### [Instructions for the task]
Transcribe each record below word for word.

### [Data to use]
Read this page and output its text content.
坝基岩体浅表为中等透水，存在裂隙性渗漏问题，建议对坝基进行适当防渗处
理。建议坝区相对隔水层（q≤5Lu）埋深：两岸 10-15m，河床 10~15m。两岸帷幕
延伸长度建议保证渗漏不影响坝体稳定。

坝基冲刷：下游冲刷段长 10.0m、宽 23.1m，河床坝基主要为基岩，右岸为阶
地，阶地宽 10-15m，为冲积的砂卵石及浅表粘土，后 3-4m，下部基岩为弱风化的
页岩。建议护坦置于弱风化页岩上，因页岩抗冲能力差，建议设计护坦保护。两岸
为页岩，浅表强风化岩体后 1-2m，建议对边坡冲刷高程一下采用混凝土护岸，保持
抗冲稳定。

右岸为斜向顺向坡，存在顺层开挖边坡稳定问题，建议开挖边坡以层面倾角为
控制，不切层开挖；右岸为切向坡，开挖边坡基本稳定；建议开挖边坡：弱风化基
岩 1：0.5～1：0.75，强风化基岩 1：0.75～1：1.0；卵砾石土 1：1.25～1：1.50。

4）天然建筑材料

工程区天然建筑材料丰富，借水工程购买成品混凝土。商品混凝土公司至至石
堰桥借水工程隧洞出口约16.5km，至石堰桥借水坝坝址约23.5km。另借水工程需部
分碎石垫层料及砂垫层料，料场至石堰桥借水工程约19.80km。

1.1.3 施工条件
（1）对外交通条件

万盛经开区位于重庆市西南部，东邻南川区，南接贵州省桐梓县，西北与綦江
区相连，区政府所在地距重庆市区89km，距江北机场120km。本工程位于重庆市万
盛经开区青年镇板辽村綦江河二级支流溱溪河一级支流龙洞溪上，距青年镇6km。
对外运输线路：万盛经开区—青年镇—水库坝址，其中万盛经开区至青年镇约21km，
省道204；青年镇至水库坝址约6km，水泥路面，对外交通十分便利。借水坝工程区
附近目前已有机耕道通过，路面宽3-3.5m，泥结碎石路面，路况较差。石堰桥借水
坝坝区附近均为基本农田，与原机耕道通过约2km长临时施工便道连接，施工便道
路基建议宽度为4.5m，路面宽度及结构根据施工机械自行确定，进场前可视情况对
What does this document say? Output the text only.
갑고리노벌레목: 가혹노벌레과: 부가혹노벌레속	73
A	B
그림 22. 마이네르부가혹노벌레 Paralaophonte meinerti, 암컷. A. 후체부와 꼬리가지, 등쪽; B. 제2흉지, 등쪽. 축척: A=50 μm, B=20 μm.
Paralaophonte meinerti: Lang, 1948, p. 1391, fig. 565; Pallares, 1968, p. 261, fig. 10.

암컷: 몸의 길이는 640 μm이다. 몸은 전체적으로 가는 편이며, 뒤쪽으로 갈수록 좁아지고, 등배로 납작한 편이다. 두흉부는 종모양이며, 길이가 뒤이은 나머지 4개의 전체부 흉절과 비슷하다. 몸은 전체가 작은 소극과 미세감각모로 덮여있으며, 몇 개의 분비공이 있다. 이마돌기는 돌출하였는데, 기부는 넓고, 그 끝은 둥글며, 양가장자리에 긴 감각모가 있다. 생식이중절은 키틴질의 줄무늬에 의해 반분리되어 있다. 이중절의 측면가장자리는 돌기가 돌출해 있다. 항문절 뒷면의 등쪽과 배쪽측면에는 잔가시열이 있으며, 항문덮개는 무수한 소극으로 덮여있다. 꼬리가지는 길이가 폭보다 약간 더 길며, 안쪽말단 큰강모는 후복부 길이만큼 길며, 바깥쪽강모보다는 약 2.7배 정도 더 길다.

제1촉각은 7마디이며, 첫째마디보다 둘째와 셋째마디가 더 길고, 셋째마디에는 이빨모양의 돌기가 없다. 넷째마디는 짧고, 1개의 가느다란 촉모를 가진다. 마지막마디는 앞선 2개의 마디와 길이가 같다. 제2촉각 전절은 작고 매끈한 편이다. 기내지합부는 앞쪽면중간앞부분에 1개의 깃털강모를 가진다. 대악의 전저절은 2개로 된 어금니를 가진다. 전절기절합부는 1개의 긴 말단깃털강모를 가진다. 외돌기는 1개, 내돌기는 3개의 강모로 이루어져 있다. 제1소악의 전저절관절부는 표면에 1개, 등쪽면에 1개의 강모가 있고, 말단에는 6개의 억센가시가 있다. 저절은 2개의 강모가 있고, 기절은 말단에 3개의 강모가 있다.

### [Exercise solution]
Read this page and output its text content.
坝基岩体浅表为中等透水，存在裂隙性渗漏问题，建议对坝基进行适当防渗处
理。建议坝区相对隔水层（q≤5Lu）埋深：两岸 10-15m，河床 10~15m。两岸帷幕
延伸长度建议保证渗漏不影响坝体稳定。

坝基冲刷：下游冲刷段长 10.0m、宽 23.1m，河床坝基主要为基岩，右岸为阶
地，阶地宽 10-15m，为冲积的砂卵石及浅表粘土，后 3-4m，下部基岩为弱风化的
页岩。建议护坦置于弱风化页岩上，因页岩抗冲能力差，建议设计护坦保护。两岸
为页岩，浅表强风化岩体后 1-2m，建议对边坡冲刷高程一下采用混凝土护岸，保持
抗冲稳定。

右岸为斜向顺向坡，存在顺层开挖边坡稳定问题，建议开挖边坡以层面倾角为
控制，不切层开挖；右岸为切向坡，开挖边坡基本稳定；建议开挖边坡：弱风化基
岩 1：0.5～1：0.75，强风化基岩 1：0.75～1：1.0；卵砾石土 1：1.25～1：1.50。

4）天然建筑材料

工程区天然建筑材料丰富，借水工程购买成品混凝土。商品混凝土公司至至石
堰桥借水工程隧洞出口约16.5km，至石堰桥借水坝坝址约23.5km。另借水工程需部
分碎石垫层料及砂垫层料，料场至石堰桥借水工程约19.80km。

1.1.3 施工条件
（1）对外交通条件

万盛经开区位于重庆市西南部，东邻南川区，南接贵州省桐梓县，西北与綦江
区相连，区政府所在地距重庆市区89km，距江北机场120km。本工程位于重庆市万
盛经开区青年镇板辽村綦江河二级支流溱溪河一级支流龙洞溪上，距青年镇6km。
对外运输线路：万盛经开区—青年镇—水库坝址，其中万盛经开区至青年镇约21km，
省道204；青年镇至水库坝址约6km，水泥路面，对外交通十分便利。借水坝工程区
附近目前已有机耕道通过，路面宽3-3.5m，泥结碎石路面，路况较差。石堰桥借水
坝坝区附近均为基本农田，与原机耕道通过约2km长临时施工便道连接，施工便道
路基建议宽度为4.5m，路面宽度及结构根据施工机械自行确定，进场前可视情况对
What does this document say? Output the text only.
갑고리노벌레목: 가혹노벌레과: 부가혹노벌레속	73
A	B
그림 22. 마이네르부가혹노벌레 Paralaophonte meinerti, 암컷. A. 후체부와 꼬리가지, 등쪽; B. 제2흉지, 등쪽. 축척: A=50 μm, B=20 μm.
Paralaophonte meinerti: Lang, 1948, p. 1391, fig. 565; Pallares, 1968, p. 261, fig. 10.

암컷: 몸의 길이는 640 μm이다. 몸은 전체적으로 가는 편이며, 뒤쪽으로 갈수록 좁아지고, 등배로 납작한 편이다. 두흉부는 종모양이며, 길이가 뒤이은 나머지 4개의 전체부 흉절과 비슷하다. 몸은 전체가 작은 소극과 미세감각모로 덮여있으며, 몇 개의 분비공이 있다. 이마돌기는 돌출하였는데, 기부는 넓고, 그 끝은 둥글며, 양가장자리에 긴 감각모가 있다. 생식이중절은 키틴질의 줄무늬에 의해 반분리되어 있다. 이중절의 측면가장자리는 돌기가 돌출해 있다. 항문절 뒷면의 등쪽과 배쪽측면에는 잔가시열이 있으며, 항문덮개는 무수한 소극으로 덮여있다. 꼬리가지는 길이가 폭보다 약간 더 길며, 안쪽말단 큰강모는 후복부 길이만큼 길며, 바깥쪽강모보다는 약 2.7배 정도 더 길다.

제1촉각은 7마디이며, 첫째마디보다 둘째와 셋째마디가 더 길고, 셋째마디에는 이빨모양의 돌기가 없다. 넷째마디는 짧고, 1개의 가느다란 촉모를 가진다. 마지막마디는 앞선 2개의 마디와 길이가 같다. 제2촉각 전절은 작고 매끈한 편이다. 기내지합부는 앞쪽면중간앞부분에 1개의 깃털강모를 가진다. 대악의 전저절은 2개로 된 어금니를 가진다. 전절기절합부는 1개의 긴 말단깃털강모를 가진다. 외돌기는 1개, 내돌기는 3개의 강모로 이루어져 있다. 제1소악의 전저절관절부는 표면에 1개, 등쪽면에 1개의 강모가 있고, 말단에는 6개의 억센가시가 있다. 저절은 2개의 강모가 있고, 기절은 말단에 3개의 강모가 있다.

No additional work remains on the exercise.